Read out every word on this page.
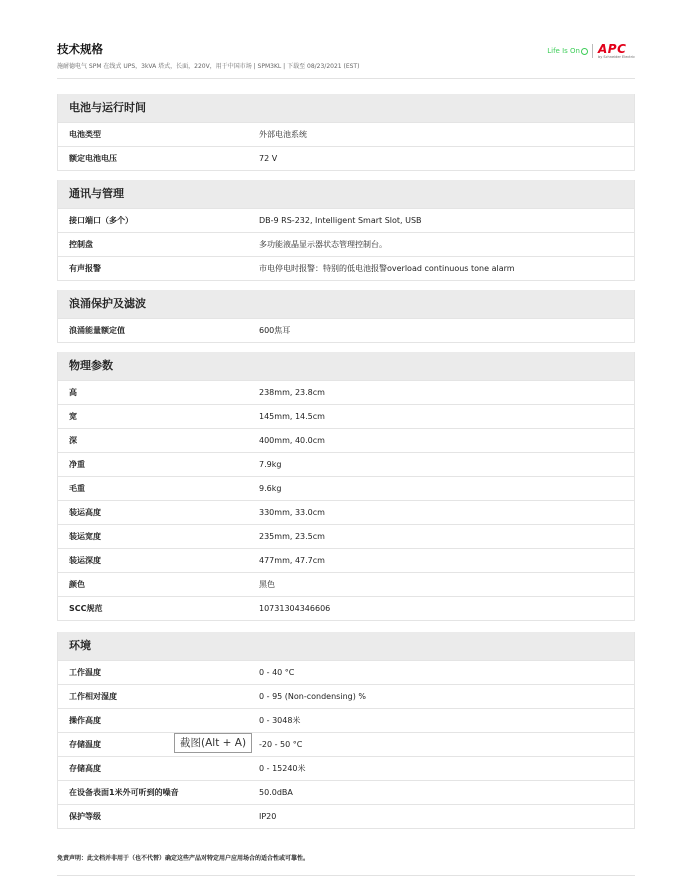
技术规格
施耐德电气 SPM 在线式 UPS，3kVA 塔式，长面，220V，用于中国市场 | SPM3KL | 下载至 08/23/2021 (EST)
Life Is On	APC
by Schneider Electric
电池与运行时间
电池类型	外部电池系统
额定电池电压	72 V
通讯与管理
接口端口（多个）	DB-9 RS-232, Intelligent Smart Slot, USB
控制盘	多功能液晶显示器状态管理控制台。
有声报警	市电停电时报警：特别的低电池报警overload continuous tone alarm
浪涌保护及滤波
浪涌能量额定值	600焦耳
物理参数
高	238mm, 23.8cm
宽	145mm, 14.5cm
深	400mm, 40.0cm
净重	7.9kg
毛重	9.6kg
装运高度	330mm, 33.0cm
装运宽度	235mm, 23.5cm
装运深度	477mm, 47.7cm
颜色	黑色
SCC规范	10731304346606
环境
工作温度	0 - 40 °C
工作相对湿度	0 - 95 (Non-condensing) %
操作高度	0 - 3048米
存储温度	-20 - 50 °C
存储高度	0 - 15240米
在设备表面1米外可听到的噪音	50.0dBA
保护等级	IP20
截图(Alt + A)
免责声明：此文档并非用于（也不代替）确定这些产品对特定用户应用场合的适合性或可靠性。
____________
• **Task**: Restate the entire listing word for word, excluding pictures.

• **Written answer**:
Read out every word on this page.
技术规格
施耐德电气 SPM 在线式 UPS，3kVA 塔式，长面，220V，用于中国市场 | SPM3KL | 下载至 08/23/2021 (EST)
Life Is On	APC
by Schneider Electric
电池与运行时间
电池类型	外部电池系统
额定电池电压	72 V
通讯与管理
接口端口（多个）	DB-9 RS-232, Intelligent Smart Slot, USB
控制盘	多功能液晶显示器状态管理控制台。
有声报警	市电停电时报警：特别的低电池报警overload continuous tone alarm
浪涌保护及滤波
浪涌能量额定值	600焦耳
物理参数
高	238mm, 23.8cm
宽	145mm, 14.5cm
深	400mm, 40.0cm
净重	7.9kg
毛重	9.6kg
装运高度	330mm, 33.0cm
装运宽度	235mm, 23.5cm
装运深度	477mm, 47.7cm
颜色	黑色
SCC规范	10731304346606
环境
工作温度	0 - 40 °C
工作相对湿度	0 - 95 (Non-condensing) %
操作高度	0 - 3048米
存储温度	-20 - 50 °C
存储高度	0 - 15240米
在设备表面1米外可听到的噪音	50.0dBA
保护等级	IP20
截图(Alt + A)
免责声明：此文档并非用于（也不代替）确定这些产品对特定用户应用场合的适合性或可靠性。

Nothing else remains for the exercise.